I am not sure why there is such a large difference between the data sizes. Maybe it's because of the video2image approach? We use OpenCV while CHUNYUWANG/H36M-Toolbox directly uses FFmpeg tools.

ly015 commented 2 years ago

Human3.6M dataset has been used for 2 different tasks in MMPose, namely 3D keypoint detection and mesh recovery, with different annotation structures and preparation processes. For 3D keypoint detection, the data is parsed from the raw downloaded from the official website with this script. Please refer to the docs for details. For 3D mesh, please refer to here for data preparation.

MPI-INF-3DHP dataset is only for 3D keypoint detection in MMPose. The data preparation guide is also for this task but is wrongly placed, which we will fix soon. The data parsing script is here.

Also, please note that algorithms and features related to 3D mesh recovery in MMPose are being deprecated and no longer maintained. Please check out our new codebase MMHuman3D for human pose and shape recovery with parametric models.

******************************

▸ JOB 1
In the thread excerpt on Human3.6M data preparation, why does the reply direct readers to MMHuman3D for human pose and shape recovery?
▸ JOB 2
From the thread excerpt on Human3.6M data preparation, output the passage from "ly015 commented 2" to "for data preparation." with no changes.

******************************

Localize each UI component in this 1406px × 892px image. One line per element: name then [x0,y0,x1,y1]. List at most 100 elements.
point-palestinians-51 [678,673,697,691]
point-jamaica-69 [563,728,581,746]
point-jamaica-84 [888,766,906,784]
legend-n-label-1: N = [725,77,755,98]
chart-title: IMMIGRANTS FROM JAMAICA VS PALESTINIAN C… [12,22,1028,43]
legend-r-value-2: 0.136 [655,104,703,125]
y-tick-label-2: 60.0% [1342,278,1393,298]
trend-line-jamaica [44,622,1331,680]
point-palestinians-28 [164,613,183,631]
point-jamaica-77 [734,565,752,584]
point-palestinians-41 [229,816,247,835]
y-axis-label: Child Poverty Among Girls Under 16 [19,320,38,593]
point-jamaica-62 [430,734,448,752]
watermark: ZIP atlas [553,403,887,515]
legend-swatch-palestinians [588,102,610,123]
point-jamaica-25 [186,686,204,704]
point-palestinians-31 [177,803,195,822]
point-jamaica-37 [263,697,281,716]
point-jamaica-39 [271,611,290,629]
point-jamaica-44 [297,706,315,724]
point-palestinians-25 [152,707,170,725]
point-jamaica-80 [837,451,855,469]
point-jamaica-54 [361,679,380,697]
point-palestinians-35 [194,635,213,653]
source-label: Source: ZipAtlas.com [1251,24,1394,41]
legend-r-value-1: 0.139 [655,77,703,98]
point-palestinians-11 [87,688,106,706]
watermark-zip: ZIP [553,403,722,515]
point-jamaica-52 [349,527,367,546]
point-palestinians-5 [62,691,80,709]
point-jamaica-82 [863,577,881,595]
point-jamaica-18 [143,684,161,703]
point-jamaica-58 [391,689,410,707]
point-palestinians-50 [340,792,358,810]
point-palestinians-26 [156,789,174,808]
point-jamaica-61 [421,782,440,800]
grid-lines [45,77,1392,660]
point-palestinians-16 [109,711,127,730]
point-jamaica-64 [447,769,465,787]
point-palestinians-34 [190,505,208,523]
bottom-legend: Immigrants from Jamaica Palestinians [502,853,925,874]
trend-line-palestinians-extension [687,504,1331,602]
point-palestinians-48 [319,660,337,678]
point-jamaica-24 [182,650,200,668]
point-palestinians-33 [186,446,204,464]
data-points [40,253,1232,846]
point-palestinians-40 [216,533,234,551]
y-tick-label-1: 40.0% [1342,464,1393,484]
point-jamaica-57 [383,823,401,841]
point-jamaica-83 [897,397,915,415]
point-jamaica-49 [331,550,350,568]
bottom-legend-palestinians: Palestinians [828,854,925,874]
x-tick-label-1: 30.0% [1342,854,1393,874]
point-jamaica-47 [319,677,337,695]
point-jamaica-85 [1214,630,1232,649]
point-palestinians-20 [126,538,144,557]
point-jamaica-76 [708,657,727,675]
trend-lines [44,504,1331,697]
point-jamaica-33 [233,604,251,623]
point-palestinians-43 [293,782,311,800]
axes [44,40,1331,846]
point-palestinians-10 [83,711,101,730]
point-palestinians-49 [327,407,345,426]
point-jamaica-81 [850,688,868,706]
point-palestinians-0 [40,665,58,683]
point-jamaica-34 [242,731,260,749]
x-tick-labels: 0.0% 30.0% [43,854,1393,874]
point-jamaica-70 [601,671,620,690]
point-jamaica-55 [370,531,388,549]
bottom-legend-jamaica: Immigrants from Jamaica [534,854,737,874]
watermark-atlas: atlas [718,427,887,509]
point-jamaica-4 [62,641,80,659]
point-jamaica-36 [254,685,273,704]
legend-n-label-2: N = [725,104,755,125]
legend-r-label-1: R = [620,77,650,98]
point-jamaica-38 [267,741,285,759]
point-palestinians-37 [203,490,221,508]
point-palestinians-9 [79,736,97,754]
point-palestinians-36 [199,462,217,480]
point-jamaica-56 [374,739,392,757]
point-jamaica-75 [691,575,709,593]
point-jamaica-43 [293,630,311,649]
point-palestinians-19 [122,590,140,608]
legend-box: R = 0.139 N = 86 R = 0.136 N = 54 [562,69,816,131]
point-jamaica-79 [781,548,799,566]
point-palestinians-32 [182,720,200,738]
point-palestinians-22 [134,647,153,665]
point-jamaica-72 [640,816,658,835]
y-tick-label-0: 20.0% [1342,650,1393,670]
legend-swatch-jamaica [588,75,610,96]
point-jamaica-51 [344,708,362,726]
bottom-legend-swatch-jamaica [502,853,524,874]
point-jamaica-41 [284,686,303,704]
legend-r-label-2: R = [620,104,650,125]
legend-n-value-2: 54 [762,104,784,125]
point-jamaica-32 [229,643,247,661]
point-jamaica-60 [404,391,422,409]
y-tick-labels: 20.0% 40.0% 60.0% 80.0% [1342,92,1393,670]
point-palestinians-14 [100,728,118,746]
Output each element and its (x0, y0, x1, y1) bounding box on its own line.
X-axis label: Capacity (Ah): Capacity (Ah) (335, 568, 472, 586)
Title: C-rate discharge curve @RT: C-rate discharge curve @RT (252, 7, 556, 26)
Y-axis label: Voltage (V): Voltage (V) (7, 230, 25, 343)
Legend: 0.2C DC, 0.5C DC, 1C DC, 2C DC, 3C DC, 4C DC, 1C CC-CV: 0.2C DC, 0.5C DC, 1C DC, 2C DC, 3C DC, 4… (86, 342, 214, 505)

******************************

▸ EXPECTED OUTPUT 1
In MMPose, the algorithms and features for 3D mesh recovery are being deprecated and are no longer maintained. The reply therefore points readers to MMHuman3D, a new codebase for human pose and shape recovery with parametric models.

▸ EXPECTED OUTPUT 2
ly015 commented 2 years ago

Human3.6M dataset has been used for 2 different tasks in MMPose, namely 3D keypoint detection and mesh recovery, with different annotation structures and preparation processes. For 3D keypoint detection, the data is parsed from the raw downloaded from the official website with this script. Please refer to the docs for details. For 3D mesh, please refer to here for data preparation.